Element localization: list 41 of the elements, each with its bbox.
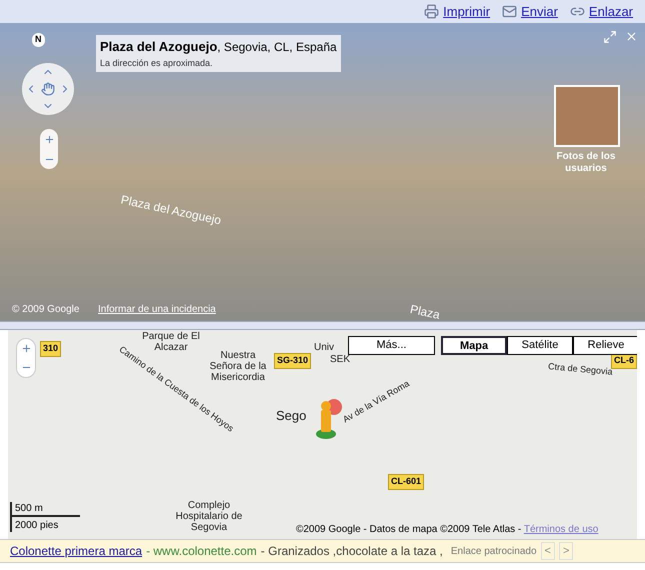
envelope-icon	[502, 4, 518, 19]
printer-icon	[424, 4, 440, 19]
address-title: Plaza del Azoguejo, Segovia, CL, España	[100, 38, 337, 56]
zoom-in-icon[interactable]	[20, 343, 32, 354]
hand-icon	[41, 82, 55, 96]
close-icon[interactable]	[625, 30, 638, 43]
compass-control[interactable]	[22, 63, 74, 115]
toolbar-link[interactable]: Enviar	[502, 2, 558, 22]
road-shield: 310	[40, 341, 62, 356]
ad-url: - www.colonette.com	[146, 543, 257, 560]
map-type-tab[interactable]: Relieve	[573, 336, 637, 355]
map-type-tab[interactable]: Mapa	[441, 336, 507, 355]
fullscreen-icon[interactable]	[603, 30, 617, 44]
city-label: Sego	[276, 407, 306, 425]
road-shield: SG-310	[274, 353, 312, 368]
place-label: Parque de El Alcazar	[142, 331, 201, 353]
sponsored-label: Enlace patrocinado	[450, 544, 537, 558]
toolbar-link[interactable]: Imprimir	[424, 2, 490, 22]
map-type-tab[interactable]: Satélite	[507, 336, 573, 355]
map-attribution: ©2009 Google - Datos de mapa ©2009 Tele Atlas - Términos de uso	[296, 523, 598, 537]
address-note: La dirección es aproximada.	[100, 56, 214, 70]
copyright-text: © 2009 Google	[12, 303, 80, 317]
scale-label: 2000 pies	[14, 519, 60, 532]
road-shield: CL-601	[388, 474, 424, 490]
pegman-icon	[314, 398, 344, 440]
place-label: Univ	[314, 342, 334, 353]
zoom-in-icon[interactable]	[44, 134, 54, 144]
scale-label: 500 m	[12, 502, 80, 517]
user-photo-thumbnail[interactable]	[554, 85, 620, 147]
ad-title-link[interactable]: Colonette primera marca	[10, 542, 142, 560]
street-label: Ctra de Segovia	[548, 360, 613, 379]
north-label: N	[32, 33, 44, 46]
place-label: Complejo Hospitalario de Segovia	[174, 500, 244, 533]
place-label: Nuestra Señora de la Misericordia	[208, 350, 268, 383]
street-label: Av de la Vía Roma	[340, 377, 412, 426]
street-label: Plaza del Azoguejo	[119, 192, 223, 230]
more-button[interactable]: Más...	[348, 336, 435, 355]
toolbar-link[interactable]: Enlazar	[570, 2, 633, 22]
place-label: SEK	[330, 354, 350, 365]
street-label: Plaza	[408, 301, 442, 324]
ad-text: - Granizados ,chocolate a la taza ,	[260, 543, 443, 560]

○ ○ ○

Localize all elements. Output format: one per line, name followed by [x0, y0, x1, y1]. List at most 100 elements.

○ ○ ○

Return the lines of the data from the line containing "Element localization: list" through the line containing "2, 558, 22]", copied without change and with the pictures left out.

### Completed task
Element localization: list 41 of the elements, each with its bbox.
envelope-icon	[502, 4, 518, 19]
printer-icon	[424, 4, 440, 19]
address-title: Plaza del Azoguejo, Segovia, CL, España	[100, 38, 337, 56]
zoom-in-icon[interactable]	[20, 343, 32, 354]
hand-icon	[41, 82, 55, 96]
close-icon[interactable]	[625, 30, 638, 43]
compass-control[interactable]	[22, 63, 74, 115]
toolbar-link[interactable]: Enviar	[502, 2, 558, 22]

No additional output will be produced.